WHAT IS ASKED ->
Retype the records that come next, word for word.

Rows from a dataset:
━━━━━━━━━━━━━━━━
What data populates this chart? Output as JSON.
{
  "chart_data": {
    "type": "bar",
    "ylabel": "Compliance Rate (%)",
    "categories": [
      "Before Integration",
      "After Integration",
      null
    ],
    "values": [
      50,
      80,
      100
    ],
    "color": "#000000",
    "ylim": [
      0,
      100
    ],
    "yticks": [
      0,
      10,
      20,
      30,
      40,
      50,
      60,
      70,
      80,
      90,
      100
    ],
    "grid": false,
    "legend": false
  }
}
━━━━━━━━━━━━━━━━
RESPONSE TO THIS EXERCISE ->
What data populates this chart? Output as JSON.
{
  "chart_data": {
    "type": "bar",
    "ylabel": "Compliance Rate (%)",
    "categories": [
      "Before Integration",
      "After Integration",
      null
    ],
    "values": [
      50,
      80,
      100
    ],
    "color": "#000000",
    "ylim": [
      0,
      100
    ],
    "yticks": [
      0,
      10,
      20,
      30,
      40,
      50,
      60,
      70,
      80,
      90,
      100
    ],
    "grid": false,
    "legend": false
  }
}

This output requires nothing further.